(Items from a data source)

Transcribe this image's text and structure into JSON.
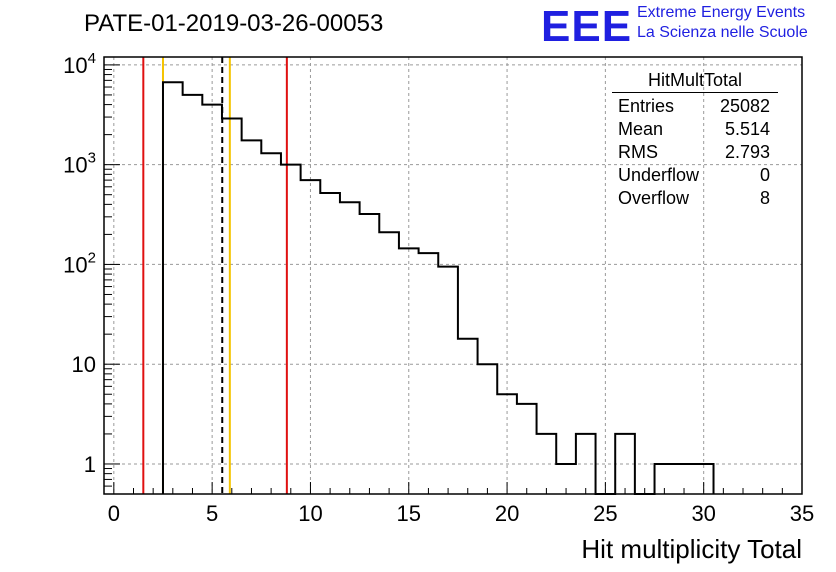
{
  "header": {
    "run_title": "PATE-01-2019-03-26-00053",
    "logo_text": "EEE",
    "logo_line1": "Extreme Energy Events",
    "logo_line2": "La Scienza nelle Scuole",
    "logo_color": "#1f1fe0"
  },
  "stats_box": {
    "title": "HitMultTotal",
    "rows": [
      {
        "label": "Entries",
        "value": "25082"
      },
      {
        "label": "Mean",
        "value": "5.514"
      },
      {
        "label": "RMS",
        "value": "2.793"
      },
      {
        "label": "Underflow",
        "value": "0"
      },
      {
        "label": "Overflow",
        "value": "8"
      }
    ]
  },
  "chart_data": {
    "type": "histogram",
    "title": "PATE-01-2019-03-26-00053",
    "xlabel": "Hit multiplicity Total",
    "ylabel": "",
    "xlim": [
      -0.5,
      35
    ],
    "ylim": [
      0.5,
      12000
    ],
    "yscale": "log",
    "grid": true,
    "bin_width": 1,
    "bin_low_edges": [
      2.5,
      3.5,
      4.5,
      5.5,
      6.5,
      7.5,
      8.5,
      9.5,
      10.5,
      11.5,
      12.5,
      13.5,
      14.5,
      15.5,
      16.5,
      17.5,
      18.5,
      19.5,
      20.5,
      21.5,
      22.5,
      23.5,
      24.5,
      25.5,
      26.5,
      27.5,
      28.5,
      29.5
    ],
    "counts": [
      6700,
      5000,
      4000,
      2900,
      1750,
      1300,
      1000,
      700,
      520,
      420,
      320,
      210,
      145,
      130,
      95,
      18,
      10,
      5,
      4,
      2,
      1,
      2,
      0,
      2,
      0,
      1,
      1,
      1
    ],
    "x_ticks": [
      "0",
      "5",
      "10",
      "15",
      "20",
      "25",
      "30",
      "35"
    ],
    "x_tick_values": [
      0,
      5,
      10,
      15,
      20,
      25,
      30,
      35
    ],
    "y_ticks": [
      "1",
      "10",
      "10^2",
      "10^3",
      "10^4"
    ],
    "y_tick_values": [
      1,
      10,
      100,
      1000,
      10000
    ],
    "markers": [
      {
        "x": 1.5,
        "color": "#e01010",
        "style": "solid"
      },
      {
        "x": 2.5,
        "color": "#f5c400",
        "style": "solid"
      },
      {
        "x": 5.514,
        "color": "#000000",
        "style": "dashed"
      },
      {
        "x": 5.9,
        "color": "#f5c400",
        "style": "solid"
      },
      {
        "x": 8.8,
        "color": "#e01010",
        "style": "solid"
      }
    ],
    "stats": {
      "entries": 25082,
      "mean": 5.514,
      "rms": 2.793,
      "underflow": 0,
      "overflow": 8
    }
  }
}
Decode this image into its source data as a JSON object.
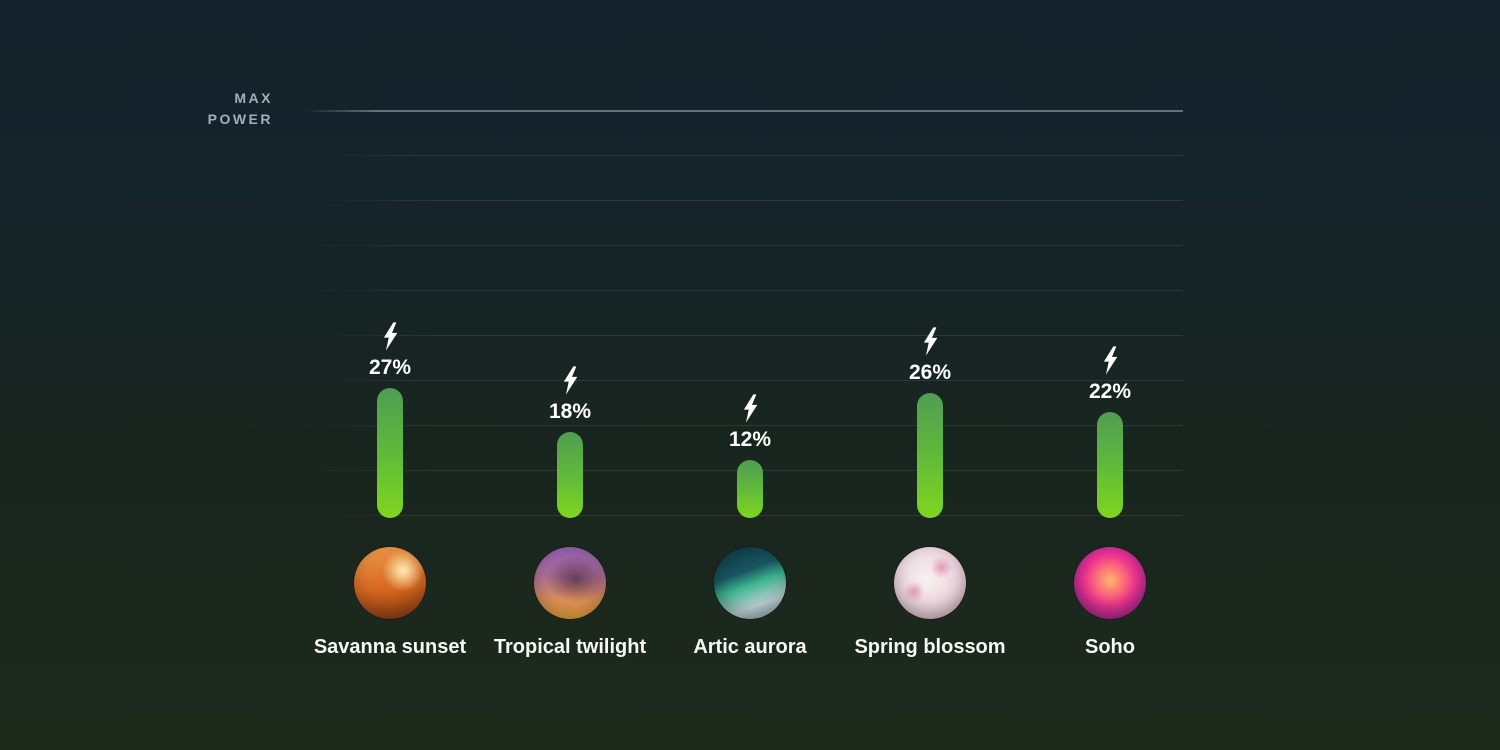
{
  "axis": {
    "max_line1": "MAX",
    "max_line2": "POWER"
  },
  "scenes": [
    {
      "id": "savanna-sunset",
      "label": "Savanna sunset",
      "value": 27,
      "percent_label": "27%",
      "icon": "lightning-bolt-icon",
      "colors": [
        "#ffeeb8",
        "#ee9a4b",
        "#d8691f",
        "#8a3a12"
      ]
    },
    {
      "id": "tropical-twilight",
      "label": "Tropical twilight",
      "value": 18,
      "percent_label": "18%",
      "icon": "lightning-bolt-icon",
      "colors": [
        "#8d5cab",
        "#b06f94",
        "#e0925c",
        "#f2a73d",
        "#2a1430"
      ]
    },
    {
      "id": "artic-aurora",
      "label": "Artic aurora",
      "value": 12,
      "percent_label": "12%",
      "icon": "lightning-bolt-icon",
      "colors": [
        "#0d323c",
        "#175560",
        "#3cb48d",
        "#c2d5d9",
        "#7fa6b6"
      ]
    },
    {
      "id": "spring-blossom",
      "label": "Spring blossom",
      "value": 26,
      "percent_label": "26%",
      "icon": "lightning-bolt-icon",
      "colors": [
        "#e39ab8",
        "#f8f1f2",
        "#ecd5dd",
        "#cba4b8"
      ]
    },
    {
      "id": "soho",
      "label": "Soho",
      "value": 22,
      "percent_label": "22%",
      "icon": "lightning-bolt-icon",
      "colors": [
        "#ffb870",
        "#ff7e72",
        "#ee3390",
        "#b22b95",
        "#5e2a7d"
      ]
    }
  ],
  "theme": {
    "bg_top": "#13212a",
    "bg_mid": "#18251f",
    "bg_bottom": "#1e2a1b",
    "bar_top": "#4f9d53",
    "bar_mid": "#63bc37",
    "bar_bottom": "#80d61e",
    "grid_faint": "rgba(255,255,255,0.09)",
    "grid_bright": "rgba(205,222,231,0.42)",
    "axis_text": "#9fb0b8",
    "text_white": "#ffffff",
    "label_text": "#f5f8f5"
  },
  "chart_data": {
    "type": "bar",
    "categories": [
      "Savanna sunset",
      "Tropical twilight",
      "Artic aurora",
      "Spring blossom",
      "Soho"
    ],
    "values": [
      27,
      18,
      12,
      26,
      22
    ],
    "value_labels": [
      "27%",
      "18%",
      "12%",
      "26%",
      "22%"
    ],
    "title": "",
    "xlabel": "",
    "ylabel": "MAX POWER",
    "ylim": [
      0,
      100
    ],
    "y_max_tick_label": "MAX POWER",
    "gridline_count": 10,
    "grid": true,
    "legend": false,
    "bar_color_gradient": [
      "#4f9d53",
      "#80d61e"
    ],
    "bar_style": "rounded-pill",
    "annotation": "white lightning bolt icon above each percentage label; circular scene thumbnail below each bar"
  }
}
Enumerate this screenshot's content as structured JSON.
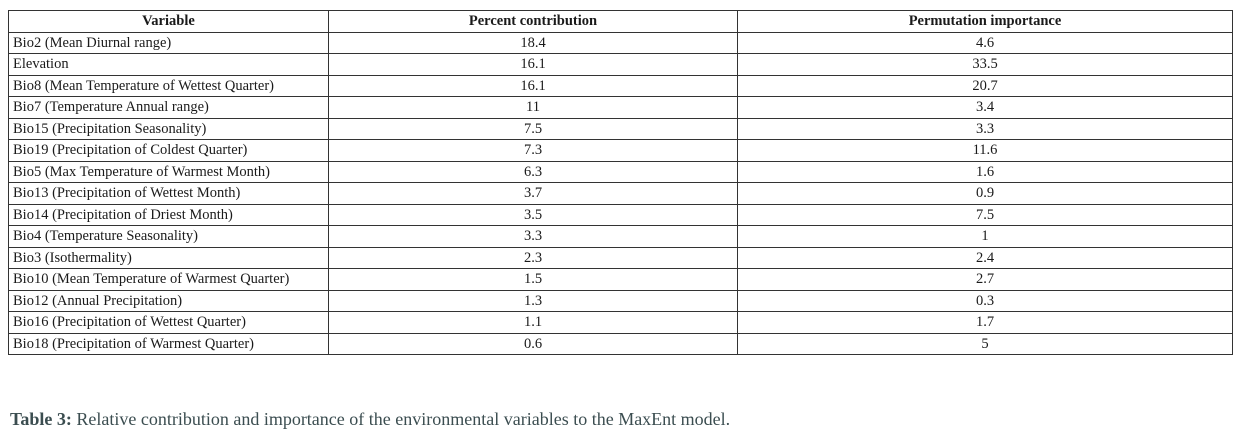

◆ **WRITTEN EXERCISE**: Copy out all lines above that include the string "into".

◆ **FINISHED ANSWER**:
Transcribe this image's text and structure into JSON.
Decode this image into its source data as a JSON object.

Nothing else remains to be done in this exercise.